◆ Given problem 1 ◆
Transcribe the listing without any changes, starting at the line that contains "row-number: 12 — [64, 588, 117, 605]" and ending after the line that contains "row-number: 6 — [64, 394, 117, 423]".

[start of Selected excerpt]

R/get.hap.zip.R

get.hap.zip <- function(pos.dir, pos.file, pos.header=TRUE, pos.snpcol=5, pos.poscol=2, dat.dir, dat.file, dat.header=FALSE, dat.snpcol=1, dat.ending=".snps", ped.dir, ped.file, num.nonsnp.col=2, chrom.num, pos.list.double, out.dir, out.prefix) {

# Zips up a section of the .hap/ped file (which has been unzipped and
# processed by get.hap.unzip() function). Output name will end with ".hap.gz".
# Helper function that extracts SNPs (out of .snps and .hap files) 
# whose position is within limits defined by pos.list.double.
# Deals with only ONE chromosome.
# Position/nnotation file is assumed to be either space or tab delimited.
#
# Example call:
#
# get.hap.zip(pos.dir="/home/briollaislab/olga/funtry/test_gethap/a1", pos.file="chr20.annotation.txt", dat.dir="/home/briollaislab/olga/funtry/test_gethap/s3", dat.file="chr20.snps", ped.dir="/home/briollaislab/olga/funtry/test_gethap/h2", ped.file="20101123.chr20.txt", chrom.num=20, pos.list.double=c(64139, 65900, 76700, 79299, 62894919, 62896149), out.dir="/home/briollaislab/olga/funtry/test_gethap/o4", out.prefix="reference")
#
# Parameters:
#
# pos.dir: directory where position info can be found.
# pos.file: name of file containing position info.
# pos.header: whether or not the pos.file has a header.

[end of Selected excerpt]
[start of Provided entries]

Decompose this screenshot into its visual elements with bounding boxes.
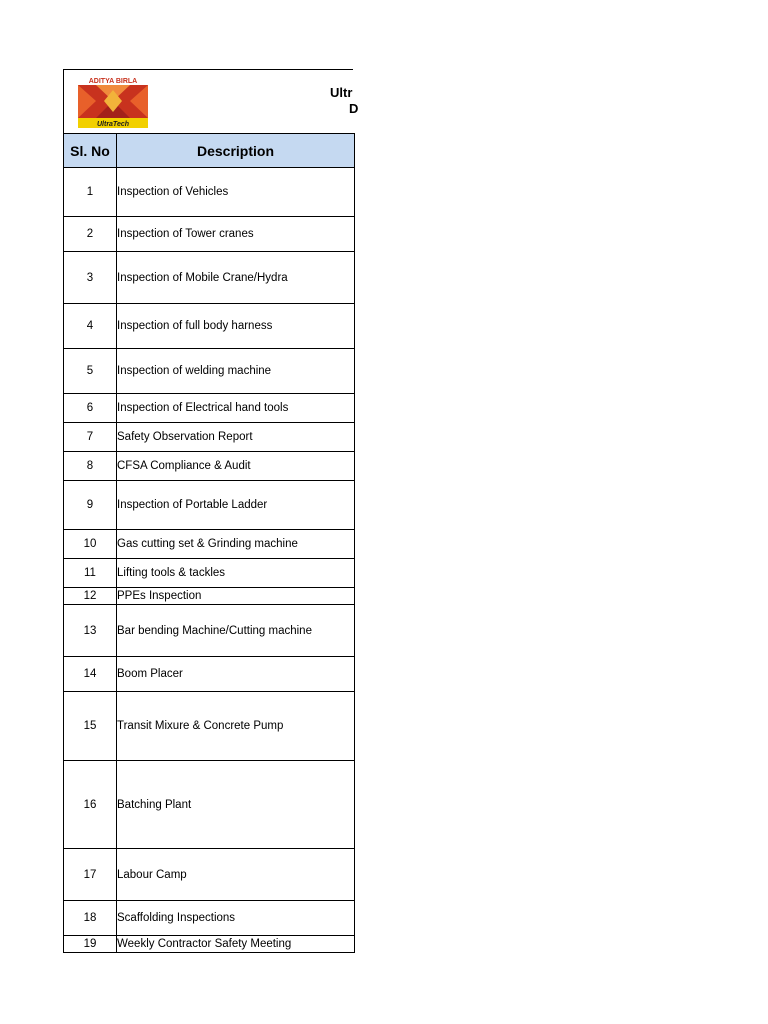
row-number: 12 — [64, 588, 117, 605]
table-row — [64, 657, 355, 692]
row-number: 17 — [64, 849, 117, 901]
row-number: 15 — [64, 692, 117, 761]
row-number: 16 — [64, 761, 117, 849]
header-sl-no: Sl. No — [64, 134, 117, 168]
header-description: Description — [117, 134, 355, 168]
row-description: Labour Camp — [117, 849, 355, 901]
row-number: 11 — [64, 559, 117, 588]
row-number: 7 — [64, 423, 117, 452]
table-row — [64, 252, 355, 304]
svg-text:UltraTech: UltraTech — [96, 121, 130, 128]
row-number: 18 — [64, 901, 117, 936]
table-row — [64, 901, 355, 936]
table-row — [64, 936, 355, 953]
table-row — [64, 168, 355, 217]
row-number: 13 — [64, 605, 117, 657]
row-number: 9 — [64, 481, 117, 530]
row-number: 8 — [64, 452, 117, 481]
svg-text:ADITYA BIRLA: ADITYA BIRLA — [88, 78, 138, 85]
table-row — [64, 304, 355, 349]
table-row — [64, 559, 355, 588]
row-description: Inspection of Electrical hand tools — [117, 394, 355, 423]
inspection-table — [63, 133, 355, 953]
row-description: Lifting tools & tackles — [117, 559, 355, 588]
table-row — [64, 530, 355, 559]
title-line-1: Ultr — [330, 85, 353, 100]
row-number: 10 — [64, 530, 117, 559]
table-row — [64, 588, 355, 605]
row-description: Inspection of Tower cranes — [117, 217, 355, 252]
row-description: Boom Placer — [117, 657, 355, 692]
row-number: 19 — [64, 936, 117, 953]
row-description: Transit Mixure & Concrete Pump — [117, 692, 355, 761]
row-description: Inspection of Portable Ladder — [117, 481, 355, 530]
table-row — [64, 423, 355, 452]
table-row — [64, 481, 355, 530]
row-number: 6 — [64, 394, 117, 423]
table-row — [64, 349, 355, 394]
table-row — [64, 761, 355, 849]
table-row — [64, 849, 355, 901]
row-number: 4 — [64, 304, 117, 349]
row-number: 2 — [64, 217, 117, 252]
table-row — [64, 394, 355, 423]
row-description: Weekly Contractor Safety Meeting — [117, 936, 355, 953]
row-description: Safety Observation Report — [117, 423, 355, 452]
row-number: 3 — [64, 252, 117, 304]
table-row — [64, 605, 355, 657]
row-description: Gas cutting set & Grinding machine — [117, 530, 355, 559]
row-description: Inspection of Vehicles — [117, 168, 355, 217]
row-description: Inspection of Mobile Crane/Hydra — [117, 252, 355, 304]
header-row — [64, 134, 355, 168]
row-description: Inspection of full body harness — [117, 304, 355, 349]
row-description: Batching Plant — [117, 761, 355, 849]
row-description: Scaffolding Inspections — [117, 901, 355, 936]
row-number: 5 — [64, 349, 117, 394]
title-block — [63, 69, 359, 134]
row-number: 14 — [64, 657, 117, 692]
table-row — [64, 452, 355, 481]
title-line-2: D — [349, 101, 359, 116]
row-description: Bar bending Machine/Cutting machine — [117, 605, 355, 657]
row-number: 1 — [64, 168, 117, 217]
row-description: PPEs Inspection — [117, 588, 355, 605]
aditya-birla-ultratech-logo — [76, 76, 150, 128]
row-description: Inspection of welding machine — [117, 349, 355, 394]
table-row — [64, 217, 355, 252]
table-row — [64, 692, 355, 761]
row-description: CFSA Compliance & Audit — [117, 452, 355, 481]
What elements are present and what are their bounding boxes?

[end of Provided entries]
[start of Provided entries]

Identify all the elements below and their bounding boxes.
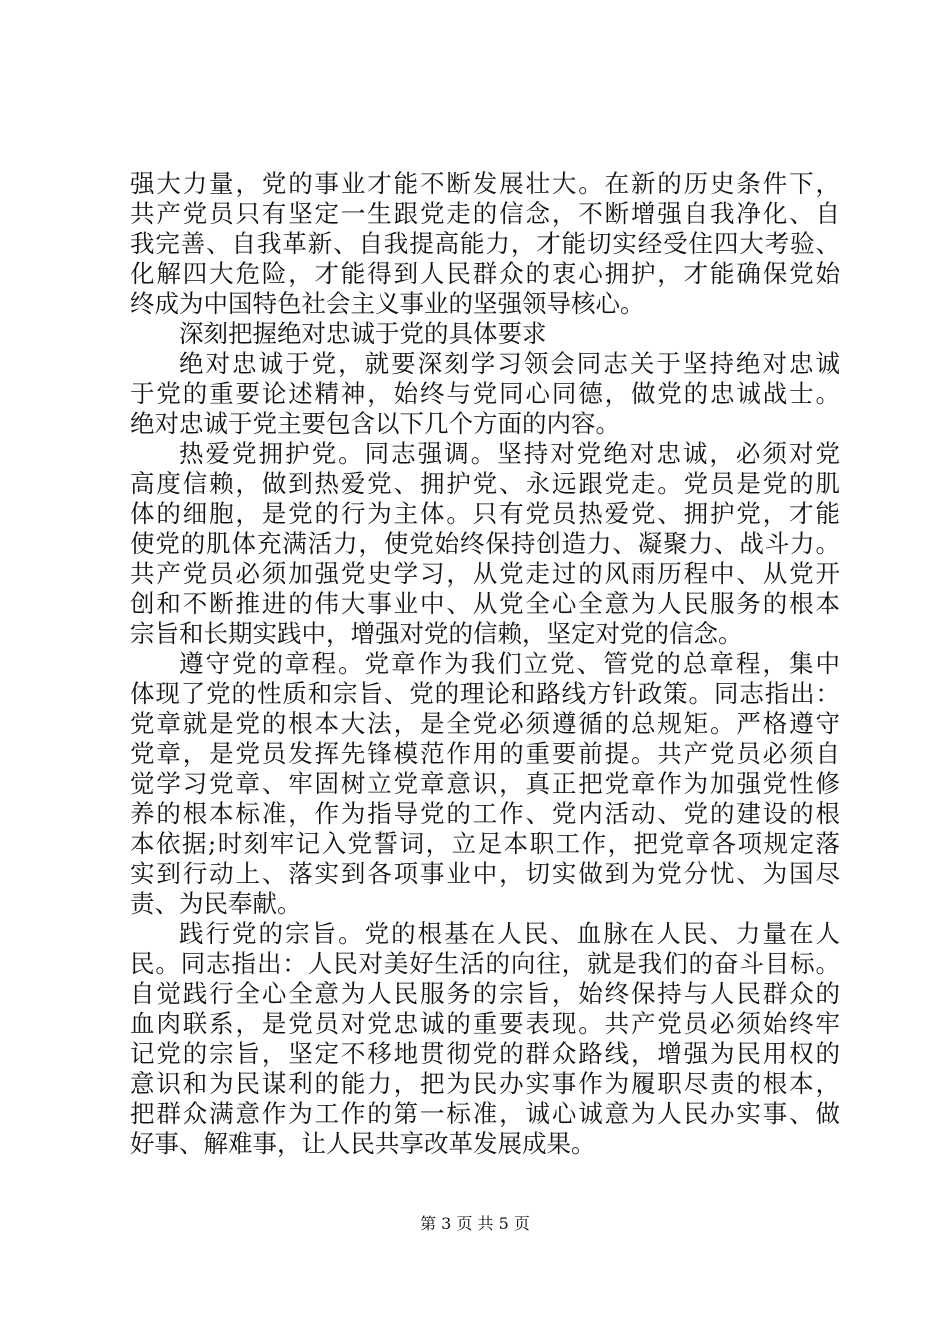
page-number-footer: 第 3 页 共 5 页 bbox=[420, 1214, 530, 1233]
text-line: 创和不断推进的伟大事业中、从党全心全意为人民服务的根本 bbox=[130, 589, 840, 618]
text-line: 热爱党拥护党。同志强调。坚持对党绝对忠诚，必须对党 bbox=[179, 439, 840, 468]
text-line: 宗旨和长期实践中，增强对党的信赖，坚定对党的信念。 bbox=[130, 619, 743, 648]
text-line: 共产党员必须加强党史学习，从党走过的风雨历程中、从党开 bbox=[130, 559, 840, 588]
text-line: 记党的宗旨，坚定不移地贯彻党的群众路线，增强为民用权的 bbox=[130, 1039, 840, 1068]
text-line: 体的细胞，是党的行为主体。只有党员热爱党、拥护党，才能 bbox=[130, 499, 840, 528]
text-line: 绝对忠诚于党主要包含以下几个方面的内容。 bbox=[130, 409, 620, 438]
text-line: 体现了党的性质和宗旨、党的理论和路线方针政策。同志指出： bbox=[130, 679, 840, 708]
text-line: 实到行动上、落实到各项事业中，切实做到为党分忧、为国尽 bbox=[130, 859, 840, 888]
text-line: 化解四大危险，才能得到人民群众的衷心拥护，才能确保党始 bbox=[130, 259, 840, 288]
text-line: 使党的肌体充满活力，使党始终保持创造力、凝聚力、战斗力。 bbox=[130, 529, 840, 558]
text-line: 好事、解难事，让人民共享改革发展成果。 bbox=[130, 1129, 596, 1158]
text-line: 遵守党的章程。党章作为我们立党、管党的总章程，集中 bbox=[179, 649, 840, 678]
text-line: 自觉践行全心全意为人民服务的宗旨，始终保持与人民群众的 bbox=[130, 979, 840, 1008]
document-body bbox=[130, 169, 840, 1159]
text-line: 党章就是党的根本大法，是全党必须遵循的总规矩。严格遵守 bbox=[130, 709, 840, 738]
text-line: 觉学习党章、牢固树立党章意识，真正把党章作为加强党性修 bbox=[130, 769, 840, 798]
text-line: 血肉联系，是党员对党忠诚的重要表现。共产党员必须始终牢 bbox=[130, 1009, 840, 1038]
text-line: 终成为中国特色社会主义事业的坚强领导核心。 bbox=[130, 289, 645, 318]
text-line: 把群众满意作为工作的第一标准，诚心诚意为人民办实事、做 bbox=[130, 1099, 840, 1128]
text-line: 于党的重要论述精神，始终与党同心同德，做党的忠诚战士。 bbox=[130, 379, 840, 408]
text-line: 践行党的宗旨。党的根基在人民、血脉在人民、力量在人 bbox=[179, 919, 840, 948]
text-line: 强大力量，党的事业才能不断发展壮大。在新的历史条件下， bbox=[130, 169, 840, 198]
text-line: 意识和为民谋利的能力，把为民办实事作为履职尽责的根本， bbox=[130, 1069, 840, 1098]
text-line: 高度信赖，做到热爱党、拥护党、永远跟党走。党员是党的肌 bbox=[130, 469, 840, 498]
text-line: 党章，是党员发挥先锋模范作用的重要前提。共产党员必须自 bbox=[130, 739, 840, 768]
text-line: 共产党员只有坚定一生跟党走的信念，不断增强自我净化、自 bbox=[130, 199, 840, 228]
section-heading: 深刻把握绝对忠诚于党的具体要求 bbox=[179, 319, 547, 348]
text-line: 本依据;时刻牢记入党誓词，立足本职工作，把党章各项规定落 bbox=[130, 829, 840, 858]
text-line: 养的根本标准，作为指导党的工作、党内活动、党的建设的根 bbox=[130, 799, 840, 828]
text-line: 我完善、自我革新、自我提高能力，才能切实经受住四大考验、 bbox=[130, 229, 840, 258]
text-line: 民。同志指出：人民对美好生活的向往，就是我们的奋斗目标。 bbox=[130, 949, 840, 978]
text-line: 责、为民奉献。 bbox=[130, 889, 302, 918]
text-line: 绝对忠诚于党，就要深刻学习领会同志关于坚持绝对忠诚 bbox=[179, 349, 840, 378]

[end of Provided entries]

◆ Given problem 2 ◆
Reproduce the get.hap.zip code from the words "# Position/nnotation file" through the words "has a header.", substituting "location info" for "position info".

◆ Exercise result 1 ◆
row-number: 12 — [64, 588, 117, 605]
table-row — [64, 657, 355, 692]
row-number: 17 — [64, 849, 117, 901]
row-number: 15 — [64, 692, 117, 761]
row-number: 16 — [64, 761, 117, 849]
header-sl-no: Sl. No — [64, 134, 117, 168]
header-description: Description — [117, 134, 355, 168]
row-description: Labour Camp — [117, 849, 355, 901]
row-number: 11 — [64, 559, 117, 588]
row-number: 7 — [64, 423, 117, 452]
table-row — [64, 252, 355, 304]
svg-text:UltraTech: UltraTech — [96, 121, 130, 128]
row-number: 18 — [64, 901, 117, 936]
table-row — [64, 901, 355, 936]
table-row — [64, 936, 355, 953]
table-row — [64, 168, 355, 217]
row-number: 13 — [64, 605, 117, 657]
row-number: 9 — [64, 481, 117, 530]
row-number: 8 — [64, 452, 117, 481]
svg-text:ADITYA BIRLA: ADITYA BIRLA — [88, 78, 138, 85]
table-row — [64, 304, 355, 349]
table-row — [64, 559, 355, 588]
row-description: Inspection of Electrical hand tools — [117, 394, 355, 423]
inspection-table — [63, 133, 355, 953]
row-description: Lifting tools & tackles — [117, 559, 355, 588]
table-row — [64, 530, 355, 559]
title-line-1: Ultr — [330, 85, 353, 100]
row-number: 10 — [64, 530, 117, 559]
table-row — [64, 588, 355, 605]
row-description: Inspection of Tower cranes — [117, 217, 355, 252]
row-description: Boom Placer — [117, 657, 355, 692]
row-number: 19 — [64, 936, 117, 953]
row-description: Transit Mixure & Concrete Pump — [117, 692, 355, 761]
row-description: Inspection of Portable Ladder — [117, 481, 355, 530]
table-row — [64, 423, 355, 452]
table-row — [64, 481, 355, 530]
row-number: 6 — [64, 394, 117, 423]

◆ Exercise result 2 ◆
# Position/nnotation file is assumed to be either space or tab delimited.
#
# Example call:
#
# get.hap.zip(pos.dir="/home/briollaislab/olga/funtry/test_gethap/a1", pos.file="chr20.annotation.txt", dat.dir="/home/briollaislab/olga/funtry/test_gethap/s3", dat.file="chr20.snps", ped.dir="/home/briollaislab/olga/funtry/test_gethap/h2", ped.file="20101123.chr20.txt", chrom.num=20, pos.list.double=c(64139, 65900, 76700, 79299, 62894919, 62896149), out.dir="/home/briollaislab/olga/funtry/test_gethap/o4", out.prefix="reference")
#
# Parameters:
#
# pos.dir: directory where location info can be found.
# pos.file: name of file containing location info.
# pos.header: whether or not the pos.file has a header.